---- GIVEN ENTRIES

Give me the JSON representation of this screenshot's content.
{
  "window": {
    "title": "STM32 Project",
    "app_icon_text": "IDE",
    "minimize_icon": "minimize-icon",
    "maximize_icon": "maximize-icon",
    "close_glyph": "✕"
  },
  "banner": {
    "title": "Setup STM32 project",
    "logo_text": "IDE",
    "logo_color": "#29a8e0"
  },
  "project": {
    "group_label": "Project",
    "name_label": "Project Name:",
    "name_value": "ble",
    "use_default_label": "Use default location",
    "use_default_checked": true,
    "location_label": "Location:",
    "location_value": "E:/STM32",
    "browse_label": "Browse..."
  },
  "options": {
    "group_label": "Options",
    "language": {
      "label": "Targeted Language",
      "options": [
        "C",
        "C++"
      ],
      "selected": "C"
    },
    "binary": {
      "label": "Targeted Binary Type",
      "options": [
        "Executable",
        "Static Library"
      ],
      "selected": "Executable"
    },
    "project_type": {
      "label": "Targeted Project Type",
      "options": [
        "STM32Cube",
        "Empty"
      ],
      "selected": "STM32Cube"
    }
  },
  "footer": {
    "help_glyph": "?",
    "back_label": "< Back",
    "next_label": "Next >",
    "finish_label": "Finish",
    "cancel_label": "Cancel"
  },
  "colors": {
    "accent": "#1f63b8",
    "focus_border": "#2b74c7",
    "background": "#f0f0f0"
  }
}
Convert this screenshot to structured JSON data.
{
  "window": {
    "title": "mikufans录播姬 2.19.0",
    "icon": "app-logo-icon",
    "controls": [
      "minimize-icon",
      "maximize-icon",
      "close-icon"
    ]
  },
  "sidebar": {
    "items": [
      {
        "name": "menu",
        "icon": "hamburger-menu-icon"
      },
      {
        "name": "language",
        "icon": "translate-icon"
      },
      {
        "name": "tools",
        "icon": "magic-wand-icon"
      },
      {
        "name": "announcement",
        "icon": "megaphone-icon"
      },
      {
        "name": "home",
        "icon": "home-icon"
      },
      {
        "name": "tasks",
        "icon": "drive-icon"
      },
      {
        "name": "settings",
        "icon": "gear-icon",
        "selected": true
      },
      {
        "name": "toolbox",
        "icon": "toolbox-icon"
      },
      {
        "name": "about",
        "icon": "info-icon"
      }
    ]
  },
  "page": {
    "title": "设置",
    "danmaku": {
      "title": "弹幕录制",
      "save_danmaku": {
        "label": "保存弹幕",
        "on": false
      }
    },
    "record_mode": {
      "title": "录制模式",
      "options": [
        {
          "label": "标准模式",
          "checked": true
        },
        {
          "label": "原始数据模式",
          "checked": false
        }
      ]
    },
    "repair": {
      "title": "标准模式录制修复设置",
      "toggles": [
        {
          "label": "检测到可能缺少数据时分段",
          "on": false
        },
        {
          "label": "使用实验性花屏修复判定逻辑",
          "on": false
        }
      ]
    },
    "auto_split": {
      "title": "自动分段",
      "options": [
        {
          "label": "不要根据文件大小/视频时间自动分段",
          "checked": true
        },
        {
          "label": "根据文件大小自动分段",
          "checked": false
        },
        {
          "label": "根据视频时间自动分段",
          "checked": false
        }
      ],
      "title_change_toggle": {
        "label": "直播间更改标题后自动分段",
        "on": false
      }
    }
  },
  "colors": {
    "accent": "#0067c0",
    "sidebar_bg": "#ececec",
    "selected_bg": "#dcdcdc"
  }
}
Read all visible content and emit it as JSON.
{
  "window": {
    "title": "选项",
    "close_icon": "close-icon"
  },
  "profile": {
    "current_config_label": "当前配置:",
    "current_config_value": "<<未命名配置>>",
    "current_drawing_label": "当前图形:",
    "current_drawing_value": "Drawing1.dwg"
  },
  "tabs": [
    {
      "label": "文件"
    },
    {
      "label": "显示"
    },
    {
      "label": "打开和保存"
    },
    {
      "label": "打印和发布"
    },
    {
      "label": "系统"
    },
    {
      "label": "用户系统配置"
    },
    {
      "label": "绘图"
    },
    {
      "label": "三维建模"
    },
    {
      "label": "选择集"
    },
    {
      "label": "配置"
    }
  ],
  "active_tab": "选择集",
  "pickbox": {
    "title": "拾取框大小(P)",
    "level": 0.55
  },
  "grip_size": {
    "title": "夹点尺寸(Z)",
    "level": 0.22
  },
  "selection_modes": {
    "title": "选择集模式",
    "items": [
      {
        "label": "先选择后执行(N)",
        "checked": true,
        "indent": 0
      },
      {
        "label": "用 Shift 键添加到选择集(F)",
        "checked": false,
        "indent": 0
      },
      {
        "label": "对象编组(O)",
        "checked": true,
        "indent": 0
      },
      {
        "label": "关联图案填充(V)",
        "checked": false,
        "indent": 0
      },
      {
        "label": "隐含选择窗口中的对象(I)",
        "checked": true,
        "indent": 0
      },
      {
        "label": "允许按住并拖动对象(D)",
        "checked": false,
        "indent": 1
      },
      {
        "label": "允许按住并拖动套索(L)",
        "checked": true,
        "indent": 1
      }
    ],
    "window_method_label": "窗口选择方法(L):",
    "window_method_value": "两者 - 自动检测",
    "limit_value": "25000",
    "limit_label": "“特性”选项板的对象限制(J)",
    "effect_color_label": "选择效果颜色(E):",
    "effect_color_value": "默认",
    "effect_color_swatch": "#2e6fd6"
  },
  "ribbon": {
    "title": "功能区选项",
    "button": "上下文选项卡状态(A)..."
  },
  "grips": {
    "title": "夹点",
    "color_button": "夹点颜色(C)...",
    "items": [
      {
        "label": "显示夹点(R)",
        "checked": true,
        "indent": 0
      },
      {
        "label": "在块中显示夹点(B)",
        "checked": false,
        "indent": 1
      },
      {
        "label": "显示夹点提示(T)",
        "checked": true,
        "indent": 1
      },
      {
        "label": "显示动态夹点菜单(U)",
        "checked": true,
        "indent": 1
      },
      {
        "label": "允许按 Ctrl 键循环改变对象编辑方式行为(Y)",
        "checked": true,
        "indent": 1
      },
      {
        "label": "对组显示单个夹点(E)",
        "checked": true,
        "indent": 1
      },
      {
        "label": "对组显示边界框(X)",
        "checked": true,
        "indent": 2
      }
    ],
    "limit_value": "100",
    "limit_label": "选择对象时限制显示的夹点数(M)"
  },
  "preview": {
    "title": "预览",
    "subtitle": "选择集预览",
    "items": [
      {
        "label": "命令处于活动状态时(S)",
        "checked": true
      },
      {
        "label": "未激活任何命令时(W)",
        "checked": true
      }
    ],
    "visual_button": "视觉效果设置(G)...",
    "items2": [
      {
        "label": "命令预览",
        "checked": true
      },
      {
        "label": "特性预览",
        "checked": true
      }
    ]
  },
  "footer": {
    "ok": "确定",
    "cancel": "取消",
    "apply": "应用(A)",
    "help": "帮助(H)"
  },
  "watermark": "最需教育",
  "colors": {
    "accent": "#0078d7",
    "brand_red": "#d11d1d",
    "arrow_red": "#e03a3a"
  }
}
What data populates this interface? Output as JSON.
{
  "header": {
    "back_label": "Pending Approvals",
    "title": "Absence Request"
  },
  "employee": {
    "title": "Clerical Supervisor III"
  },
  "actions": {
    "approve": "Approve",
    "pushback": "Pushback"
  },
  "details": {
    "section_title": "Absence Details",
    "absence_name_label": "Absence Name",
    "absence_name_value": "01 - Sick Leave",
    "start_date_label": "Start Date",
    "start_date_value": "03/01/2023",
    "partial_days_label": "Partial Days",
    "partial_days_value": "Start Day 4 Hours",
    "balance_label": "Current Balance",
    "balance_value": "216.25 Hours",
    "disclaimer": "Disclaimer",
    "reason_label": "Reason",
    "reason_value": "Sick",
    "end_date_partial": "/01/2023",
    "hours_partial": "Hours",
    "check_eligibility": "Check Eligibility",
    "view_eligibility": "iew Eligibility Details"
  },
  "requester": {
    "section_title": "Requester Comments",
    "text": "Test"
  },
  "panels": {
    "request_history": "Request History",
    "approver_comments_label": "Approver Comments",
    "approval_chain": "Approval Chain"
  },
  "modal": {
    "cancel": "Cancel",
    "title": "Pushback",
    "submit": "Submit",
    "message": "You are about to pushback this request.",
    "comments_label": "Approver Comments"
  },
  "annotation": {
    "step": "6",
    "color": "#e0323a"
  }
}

--------

[WHAT YOU SHOULD DO]:
Return every line holding the word "about" from the records.

[THE RESULT]:
        "name": "about",
    "message": "You are about to pushback this request.",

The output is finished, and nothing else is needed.